Reproduce the rows below word for word, from the very first row through the row that contains "Circle shape [780,424,818,462]", with both of those rows included.

+ + + + + + +

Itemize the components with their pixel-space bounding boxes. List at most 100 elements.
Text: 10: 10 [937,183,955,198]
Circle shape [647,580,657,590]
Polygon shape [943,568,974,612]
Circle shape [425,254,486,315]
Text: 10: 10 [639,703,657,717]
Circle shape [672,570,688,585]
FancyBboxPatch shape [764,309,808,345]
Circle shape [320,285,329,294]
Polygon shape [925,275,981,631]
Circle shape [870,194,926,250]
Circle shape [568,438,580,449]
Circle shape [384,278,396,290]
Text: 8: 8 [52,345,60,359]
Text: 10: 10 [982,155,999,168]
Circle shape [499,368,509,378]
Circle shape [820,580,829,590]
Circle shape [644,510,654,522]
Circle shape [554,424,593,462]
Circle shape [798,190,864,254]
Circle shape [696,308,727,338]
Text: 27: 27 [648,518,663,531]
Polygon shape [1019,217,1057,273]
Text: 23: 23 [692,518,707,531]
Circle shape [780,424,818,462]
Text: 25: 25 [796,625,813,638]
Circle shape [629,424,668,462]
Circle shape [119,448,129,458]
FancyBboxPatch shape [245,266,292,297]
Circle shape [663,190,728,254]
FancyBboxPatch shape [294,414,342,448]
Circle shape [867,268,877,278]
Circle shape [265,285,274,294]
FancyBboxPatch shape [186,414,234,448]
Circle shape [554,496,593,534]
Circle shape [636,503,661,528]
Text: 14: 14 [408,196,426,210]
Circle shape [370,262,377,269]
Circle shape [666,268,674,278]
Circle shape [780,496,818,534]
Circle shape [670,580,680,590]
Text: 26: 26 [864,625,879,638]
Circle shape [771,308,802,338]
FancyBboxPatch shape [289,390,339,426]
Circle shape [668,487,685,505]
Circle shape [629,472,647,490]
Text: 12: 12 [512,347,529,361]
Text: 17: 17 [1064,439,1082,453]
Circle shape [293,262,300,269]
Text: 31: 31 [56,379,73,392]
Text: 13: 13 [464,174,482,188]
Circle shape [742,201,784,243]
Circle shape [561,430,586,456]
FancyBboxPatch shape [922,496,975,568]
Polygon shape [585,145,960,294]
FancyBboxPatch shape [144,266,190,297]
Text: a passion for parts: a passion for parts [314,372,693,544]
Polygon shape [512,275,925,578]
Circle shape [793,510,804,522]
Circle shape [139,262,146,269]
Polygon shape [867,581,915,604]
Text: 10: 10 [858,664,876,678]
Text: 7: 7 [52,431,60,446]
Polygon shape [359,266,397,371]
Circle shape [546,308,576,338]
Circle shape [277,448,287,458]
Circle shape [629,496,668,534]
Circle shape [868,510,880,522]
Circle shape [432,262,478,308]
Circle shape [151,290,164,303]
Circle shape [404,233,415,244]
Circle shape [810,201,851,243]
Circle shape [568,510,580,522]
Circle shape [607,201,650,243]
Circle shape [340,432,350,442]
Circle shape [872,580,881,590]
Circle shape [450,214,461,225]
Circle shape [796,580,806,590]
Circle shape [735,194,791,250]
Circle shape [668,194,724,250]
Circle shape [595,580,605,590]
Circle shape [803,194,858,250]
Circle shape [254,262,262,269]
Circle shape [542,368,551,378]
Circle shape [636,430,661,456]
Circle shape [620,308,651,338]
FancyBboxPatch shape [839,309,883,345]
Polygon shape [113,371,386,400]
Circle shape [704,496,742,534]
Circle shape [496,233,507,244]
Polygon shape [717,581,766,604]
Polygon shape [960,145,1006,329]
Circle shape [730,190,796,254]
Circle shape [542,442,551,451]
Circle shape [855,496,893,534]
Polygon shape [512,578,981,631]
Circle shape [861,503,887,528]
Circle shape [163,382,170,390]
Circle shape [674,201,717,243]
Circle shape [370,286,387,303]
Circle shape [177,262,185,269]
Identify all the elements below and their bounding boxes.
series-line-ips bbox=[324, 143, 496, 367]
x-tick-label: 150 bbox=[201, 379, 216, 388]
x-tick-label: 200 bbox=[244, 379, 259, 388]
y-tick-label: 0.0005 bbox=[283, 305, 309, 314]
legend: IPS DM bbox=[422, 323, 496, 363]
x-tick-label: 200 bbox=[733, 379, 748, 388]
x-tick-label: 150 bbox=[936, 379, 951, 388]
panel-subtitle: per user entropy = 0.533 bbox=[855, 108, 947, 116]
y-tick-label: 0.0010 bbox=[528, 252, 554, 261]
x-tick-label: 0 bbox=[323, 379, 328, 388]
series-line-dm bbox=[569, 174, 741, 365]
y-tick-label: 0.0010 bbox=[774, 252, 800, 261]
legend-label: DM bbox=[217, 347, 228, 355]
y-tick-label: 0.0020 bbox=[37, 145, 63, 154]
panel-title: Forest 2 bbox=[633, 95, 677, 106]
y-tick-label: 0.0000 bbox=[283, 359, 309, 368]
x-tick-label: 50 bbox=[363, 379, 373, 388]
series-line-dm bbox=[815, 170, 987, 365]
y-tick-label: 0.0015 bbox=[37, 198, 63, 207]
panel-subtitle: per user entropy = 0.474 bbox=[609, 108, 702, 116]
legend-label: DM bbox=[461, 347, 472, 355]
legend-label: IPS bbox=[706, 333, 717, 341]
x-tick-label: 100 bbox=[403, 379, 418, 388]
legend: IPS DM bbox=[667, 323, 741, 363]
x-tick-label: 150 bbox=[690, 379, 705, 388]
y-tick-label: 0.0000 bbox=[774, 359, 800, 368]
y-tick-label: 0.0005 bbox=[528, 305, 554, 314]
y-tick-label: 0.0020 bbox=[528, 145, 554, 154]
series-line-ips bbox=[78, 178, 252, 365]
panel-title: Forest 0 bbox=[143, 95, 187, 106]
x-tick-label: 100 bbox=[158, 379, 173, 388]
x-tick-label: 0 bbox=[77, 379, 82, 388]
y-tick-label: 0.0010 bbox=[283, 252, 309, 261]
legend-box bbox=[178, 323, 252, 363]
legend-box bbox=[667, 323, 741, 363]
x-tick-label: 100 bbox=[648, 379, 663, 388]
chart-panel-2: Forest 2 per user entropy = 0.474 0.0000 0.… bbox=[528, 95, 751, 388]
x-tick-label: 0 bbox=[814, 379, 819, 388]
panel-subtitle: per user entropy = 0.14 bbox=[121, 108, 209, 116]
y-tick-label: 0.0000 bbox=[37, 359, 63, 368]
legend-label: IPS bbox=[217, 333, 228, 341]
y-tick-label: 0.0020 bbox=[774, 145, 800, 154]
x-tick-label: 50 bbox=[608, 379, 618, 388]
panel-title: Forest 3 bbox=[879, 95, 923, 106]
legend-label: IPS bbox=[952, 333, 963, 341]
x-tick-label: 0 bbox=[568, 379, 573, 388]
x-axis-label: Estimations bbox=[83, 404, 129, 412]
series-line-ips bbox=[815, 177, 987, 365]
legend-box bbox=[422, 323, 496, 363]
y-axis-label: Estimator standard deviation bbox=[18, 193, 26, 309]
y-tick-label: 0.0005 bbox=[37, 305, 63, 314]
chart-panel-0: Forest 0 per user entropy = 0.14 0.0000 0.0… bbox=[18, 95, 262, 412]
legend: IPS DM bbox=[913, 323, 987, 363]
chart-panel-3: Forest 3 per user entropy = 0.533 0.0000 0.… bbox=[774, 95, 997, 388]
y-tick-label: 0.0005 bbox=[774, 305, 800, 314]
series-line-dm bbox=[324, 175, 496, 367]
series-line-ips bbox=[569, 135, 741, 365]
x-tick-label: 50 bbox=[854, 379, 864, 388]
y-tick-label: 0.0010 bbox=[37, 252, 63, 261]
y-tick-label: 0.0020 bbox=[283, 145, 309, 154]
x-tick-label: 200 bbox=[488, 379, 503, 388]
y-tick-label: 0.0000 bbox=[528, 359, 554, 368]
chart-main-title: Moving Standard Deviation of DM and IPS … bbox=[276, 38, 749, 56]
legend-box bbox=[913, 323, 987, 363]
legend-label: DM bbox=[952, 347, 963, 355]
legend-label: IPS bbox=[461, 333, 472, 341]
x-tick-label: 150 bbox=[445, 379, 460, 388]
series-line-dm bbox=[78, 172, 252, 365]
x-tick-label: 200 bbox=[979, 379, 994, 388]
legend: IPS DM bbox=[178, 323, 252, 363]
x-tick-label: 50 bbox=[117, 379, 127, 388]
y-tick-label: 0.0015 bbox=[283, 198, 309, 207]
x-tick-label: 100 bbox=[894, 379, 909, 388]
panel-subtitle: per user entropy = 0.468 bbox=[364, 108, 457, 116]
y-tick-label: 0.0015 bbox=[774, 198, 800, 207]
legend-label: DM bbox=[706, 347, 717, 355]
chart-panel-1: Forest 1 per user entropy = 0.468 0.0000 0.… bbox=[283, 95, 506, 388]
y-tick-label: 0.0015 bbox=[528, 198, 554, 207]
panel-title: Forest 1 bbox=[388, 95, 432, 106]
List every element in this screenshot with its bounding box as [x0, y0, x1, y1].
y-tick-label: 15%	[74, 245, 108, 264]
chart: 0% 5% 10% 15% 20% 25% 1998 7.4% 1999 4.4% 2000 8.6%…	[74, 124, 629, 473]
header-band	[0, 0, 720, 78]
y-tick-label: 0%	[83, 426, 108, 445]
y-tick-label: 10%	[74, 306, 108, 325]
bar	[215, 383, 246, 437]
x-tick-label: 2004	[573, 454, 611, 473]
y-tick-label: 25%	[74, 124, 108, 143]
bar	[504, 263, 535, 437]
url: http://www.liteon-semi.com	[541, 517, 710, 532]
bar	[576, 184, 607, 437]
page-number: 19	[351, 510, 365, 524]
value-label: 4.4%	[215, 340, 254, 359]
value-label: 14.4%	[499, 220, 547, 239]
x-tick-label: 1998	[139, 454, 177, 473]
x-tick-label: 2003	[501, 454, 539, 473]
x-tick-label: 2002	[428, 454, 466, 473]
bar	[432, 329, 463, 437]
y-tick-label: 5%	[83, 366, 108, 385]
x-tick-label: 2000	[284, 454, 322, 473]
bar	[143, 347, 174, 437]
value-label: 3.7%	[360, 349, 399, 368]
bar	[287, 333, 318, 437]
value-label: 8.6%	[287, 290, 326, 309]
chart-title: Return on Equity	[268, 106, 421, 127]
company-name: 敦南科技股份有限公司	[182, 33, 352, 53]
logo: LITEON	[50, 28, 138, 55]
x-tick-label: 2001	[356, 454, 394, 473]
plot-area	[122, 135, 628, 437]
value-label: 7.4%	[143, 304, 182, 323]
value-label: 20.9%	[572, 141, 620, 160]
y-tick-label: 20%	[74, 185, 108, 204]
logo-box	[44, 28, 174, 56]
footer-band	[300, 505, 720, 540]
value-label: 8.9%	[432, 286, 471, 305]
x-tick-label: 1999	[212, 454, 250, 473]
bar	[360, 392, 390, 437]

+ + + + + + +

> **Output of the exercise**:
Itemize the components with their pixel-space bounding boxes. List at most 100 elements.
Text: 10: 10 [937,183,955,198]
Circle shape [647,580,657,590]
Polygon shape [943,568,974,612]
Circle shape [425,254,486,315]
Text: 10: 10 [639,703,657,717]
Circle shape [672,570,688,585]
FancyBboxPatch shape [764,309,808,345]
Circle shape [320,285,329,294]
Polygon shape [925,275,981,631]
Circle shape [870,194,926,250]
Circle shape [568,438,580,449]
Circle shape [384,278,396,290]
Text: 8: 8 [52,345,60,359]
Text: 10: 10 [982,155,999,168]
Circle shape [499,368,509,378]
Circle shape [820,580,829,590]
Circle shape [644,510,654,522]
Circle shape [554,424,593,462]
Circle shape [798,190,864,254]
Circle shape [696,308,727,338]
Text: 27: 27 [648,518,663,531]
Polygon shape [1019,217,1057,273]
Text: 23: 23 [692,518,707,531]
Circle shape [780,424,818,462]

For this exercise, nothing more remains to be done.